>> start MATERIALS PROVIDED

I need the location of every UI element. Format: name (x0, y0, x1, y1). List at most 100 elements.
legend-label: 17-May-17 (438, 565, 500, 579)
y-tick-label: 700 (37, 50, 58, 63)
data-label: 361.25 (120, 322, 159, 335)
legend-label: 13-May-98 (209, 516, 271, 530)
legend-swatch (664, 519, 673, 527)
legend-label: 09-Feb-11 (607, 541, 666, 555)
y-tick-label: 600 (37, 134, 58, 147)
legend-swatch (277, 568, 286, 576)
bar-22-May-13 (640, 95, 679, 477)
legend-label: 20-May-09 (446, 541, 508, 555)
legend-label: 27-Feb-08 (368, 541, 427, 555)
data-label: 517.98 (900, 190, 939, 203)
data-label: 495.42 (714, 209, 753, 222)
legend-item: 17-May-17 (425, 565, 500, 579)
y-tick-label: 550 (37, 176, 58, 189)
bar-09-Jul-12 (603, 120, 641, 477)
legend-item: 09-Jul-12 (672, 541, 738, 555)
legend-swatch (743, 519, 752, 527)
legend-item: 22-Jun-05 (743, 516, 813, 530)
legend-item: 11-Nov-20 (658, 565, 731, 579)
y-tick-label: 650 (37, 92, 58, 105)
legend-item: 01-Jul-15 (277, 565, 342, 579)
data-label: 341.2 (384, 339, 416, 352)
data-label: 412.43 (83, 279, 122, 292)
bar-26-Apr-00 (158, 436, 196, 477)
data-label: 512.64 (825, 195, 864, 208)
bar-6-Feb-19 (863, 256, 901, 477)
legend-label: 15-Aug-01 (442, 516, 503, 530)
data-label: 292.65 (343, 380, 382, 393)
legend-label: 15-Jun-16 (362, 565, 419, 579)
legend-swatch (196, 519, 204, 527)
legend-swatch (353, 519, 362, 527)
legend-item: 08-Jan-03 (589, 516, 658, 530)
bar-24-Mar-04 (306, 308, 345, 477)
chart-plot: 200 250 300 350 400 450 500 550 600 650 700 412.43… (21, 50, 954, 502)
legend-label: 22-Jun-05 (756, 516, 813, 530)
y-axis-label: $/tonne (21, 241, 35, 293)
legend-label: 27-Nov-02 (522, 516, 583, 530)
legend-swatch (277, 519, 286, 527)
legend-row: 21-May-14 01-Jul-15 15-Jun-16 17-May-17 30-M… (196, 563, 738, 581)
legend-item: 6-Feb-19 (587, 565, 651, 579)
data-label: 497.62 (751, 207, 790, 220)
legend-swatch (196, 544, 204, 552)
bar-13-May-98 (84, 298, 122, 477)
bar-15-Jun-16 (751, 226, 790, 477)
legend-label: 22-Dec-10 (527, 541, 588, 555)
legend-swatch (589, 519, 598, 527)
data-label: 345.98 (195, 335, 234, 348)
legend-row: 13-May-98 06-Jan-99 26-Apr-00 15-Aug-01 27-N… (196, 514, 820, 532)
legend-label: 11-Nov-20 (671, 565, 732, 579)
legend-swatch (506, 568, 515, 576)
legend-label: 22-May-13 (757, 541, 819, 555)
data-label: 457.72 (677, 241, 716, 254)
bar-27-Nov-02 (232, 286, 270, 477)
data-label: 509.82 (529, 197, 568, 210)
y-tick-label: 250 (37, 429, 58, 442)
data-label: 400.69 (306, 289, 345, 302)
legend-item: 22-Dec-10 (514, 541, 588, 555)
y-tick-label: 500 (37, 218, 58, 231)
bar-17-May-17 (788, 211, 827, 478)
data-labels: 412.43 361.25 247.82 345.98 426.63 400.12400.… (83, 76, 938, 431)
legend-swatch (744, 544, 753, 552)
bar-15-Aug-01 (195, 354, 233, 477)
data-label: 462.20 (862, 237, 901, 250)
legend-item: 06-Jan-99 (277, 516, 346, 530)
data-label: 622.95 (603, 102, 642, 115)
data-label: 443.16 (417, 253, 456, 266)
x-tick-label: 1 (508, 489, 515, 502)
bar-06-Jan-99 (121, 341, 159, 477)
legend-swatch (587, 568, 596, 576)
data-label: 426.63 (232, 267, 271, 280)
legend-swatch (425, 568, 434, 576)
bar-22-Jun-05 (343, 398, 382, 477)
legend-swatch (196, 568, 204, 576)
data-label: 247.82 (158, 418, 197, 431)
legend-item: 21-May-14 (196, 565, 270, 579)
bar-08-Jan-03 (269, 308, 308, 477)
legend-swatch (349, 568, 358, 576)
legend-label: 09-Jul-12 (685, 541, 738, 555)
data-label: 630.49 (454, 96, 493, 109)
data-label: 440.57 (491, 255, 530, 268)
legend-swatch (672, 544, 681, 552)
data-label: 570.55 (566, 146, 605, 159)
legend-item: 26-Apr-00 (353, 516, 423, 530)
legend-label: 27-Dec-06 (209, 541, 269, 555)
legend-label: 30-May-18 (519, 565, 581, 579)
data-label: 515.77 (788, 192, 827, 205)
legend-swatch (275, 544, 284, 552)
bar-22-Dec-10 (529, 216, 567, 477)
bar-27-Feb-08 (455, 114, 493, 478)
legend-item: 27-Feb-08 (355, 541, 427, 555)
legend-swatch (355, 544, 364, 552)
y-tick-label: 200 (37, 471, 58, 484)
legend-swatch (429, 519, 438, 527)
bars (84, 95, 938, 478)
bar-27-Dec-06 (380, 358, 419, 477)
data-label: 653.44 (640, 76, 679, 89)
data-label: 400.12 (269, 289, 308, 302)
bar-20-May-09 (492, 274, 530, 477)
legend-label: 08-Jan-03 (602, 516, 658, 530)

>> end MATERIALS PROVIDED

=== TASK TO CARRY OUT ===
Copy out every line of the material above word for word, without changing anything.

=== RESPONSE TO THIS EXERCISE ===
I need the location of every UI element. Format: name (x0, y0, x1, y1). List at most 100 elements.
legend-label: 17-May-17 (438, 565, 500, 579)
y-tick-label: 700 (37, 50, 58, 63)
data-label: 361.25 (120, 322, 159, 335)
legend-label: 13-May-98 (209, 516, 271, 530)
legend-swatch (664, 519, 673, 527)
legend-label: 09-Feb-11 (607, 541, 666, 555)
y-tick-label: 600 (37, 134, 58, 147)
legend-swatch (277, 568, 286, 576)
bar-22-May-13 (640, 95, 679, 477)
legend-label: 20-May-09 (446, 541, 508, 555)
legend-label: 27-Feb-08 (368, 541, 427, 555)
data-label: 517.98 (900, 190, 939, 203)
data-label: 495.42 (714, 209, 753, 222)
legend-item: 17-May-17 (425, 565, 500, 579)
y-tick-label: 550 (37, 176, 58, 189)
bar-09-Jul-12 (603, 120, 641, 477)
legend-item: 09-Jul-12 (672, 541, 738, 555)
legend-swatch (743, 519, 752, 527)
legend-item: 22-Jun-05 (743, 516, 813, 530)
legend-item: 11-Nov-20 (658, 565, 731, 579)
y-tick-label: 650 (37, 92, 58, 105)
legend-item: 01-Jul-15 (277, 565, 342, 579)
data-label: 341.2 (384, 339, 416, 352)
data-label: 412.43 (83, 279, 122, 292)
bar-26-Apr-00 (158, 436, 196, 477)
data-label: 512.64 (825, 195, 864, 208)
bar-6-Feb-19 (863, 256, 901, 477)
legend-label: 15-Aug-01 (442, 516, 503, 530)
data-label: 292.65 (343, 380, 382, 393)
legend-label: 15-Jun-16 (362, 565, 419, 579)
legend-swatch (196, 519, 204, 527)
legend-swatch (353, 519, 362, 527)
legend-item: 08-Jan-03 (589, 516, 658, 530)
bar-24-Mar-04 (306, 308, 345, 477)
chart-plot: 200 250 300 350 400 450 500 550 600 650 700 412.43… (21, 50, 954, 502)
legend-label: 22-Jun-05 (756, 516, 813, 530)
y-axis-label: $/tonne (21, 241, 35, 293)
legend-label: 27-Nov-02 (522, 516, 583, 530)
legend-swatch (277, 519, 286, 527)
legend-row: 21-May-14 01-Jul-15 15-Jun-16 17-May-17 30-M… (196, 563, 738, 581)
legend-item: 6-Feb-19 (587, 565, 651, 579)
data-label: 497.62 (751, 207, 790, 220)
legend-swatch (196, 544, 204, 552)
bar-13-May-98 (84, 298, 122, 477)
bar-15-Jun-16 (751, 226, 790, 477)
legend-label: 22-Dec-10 (527, 541, 588, 555)
legend-swatch (589, 519, 598, 527)
data-label: 345.98 (195, 335, 234, 348)
legend-row: 13-May-98 06-Jan-99 26-Apr-00 15-Aug-01 27-N… (196, 514, 820, 532)
legend-label: 11-Nov-20 (671, 565, 732, 579)
legend-swatch (506, 568, 515, 576)
legend-label: 22-May-13 (757, 541, 819, 555)
data-label: 457.72 (677, 241, 716, 254)
bar-27-Nov-02 (232, 286, 270, 477)
data-label: 509.82 (529, 197, 568, 210)
y-tick-label: 250 (37, 429, 58, 442)
data-label: 400.69 (306, 289, 345, 302)
legend-item: 22-Dec-10 (514, 541, 588, 555)
y-tick-label: 500 (37, 218, 58, 231)
bar-17-May-17 (788, 211, 827, 478)
data-labels: 412.43 361.25 247.82 345.98 426.63 400.12400.… (83, 76, 938, 431)
legend-swatch (744, 544, 753, 552)
bar-15-Aug-01 (195, 354, 233, 477)
data-label: 462.20 (862, 237, 901, 250)
legend-item: 06-Jan-99 (277, 516, 346, 530)
data-label: 622.95 (603, 102, 642, 115)
data-label: 443.16 (417, 253, 456, 266)
x-tick-label: 1 (508, 489, 515, 502)
bar-06-Jan-99 (121, 341, 159, 477)
legend-swatch (587, 568, 596, 576)
data-label: 426.63 (232, 267, 271, 280)
legend-swatch (425, 568, 434, 576)
bar-22-Jun-05 (343, 398, 382, 477)
legend-swatch (196, 568, 204, 576)
data-label: 247.82 (158, 418, 197, 431)
legend-item: 21-May-14 (196, 565, 270, 579)
bar-08-Jan-03 (269, 308, 308, 477)
legend-swatch (349, 568, 358, 576)
legend-label: 09-Jul-12 (685, 541, 738, 555)
data-label: 630.49 (454, 96, 493, 109)
data-label: 440.57 (491, 255, 530, 268)
legend-swatch (672, 544, 681, 552)
data-label: 570.55 (566, 146, 605, 159)
legend-item: 26-Apr-00 (353, 516, 423, 530)
legend-label: 27-Dec-06 (209, 541, 269, 555)
legend-label: 30-May-18 (519, 565, 581, 579)
data-label: 515.77 (788, 192, 827, 205)
legend-swatch (275, 544, 284, 552)
bar-22-Dec-10 (529, 216, 567, 477)
bar-27-Feb-08 (455, 114, 493, 478)
legend-item: 27-Feb-08 (355, 541, 427, 555)
legend-swatch (355, 544, 364, 552)
y-tick-label: 200 (37, 471, 58, 484)
legend-swatch (429, 519, 438, 527)
bars (84, 95, 938, 478)
bar-27-Dec-06 (380, 358, 419, 477)
data-label: 653.44 (640, 76, 679, 89)
data-label: 400.12 (269, 289, 308, 302)
bar-20-May-09 (492, 274, 530, 477)
legend-label: 08-Jan-03 (602, 516, 658, 530)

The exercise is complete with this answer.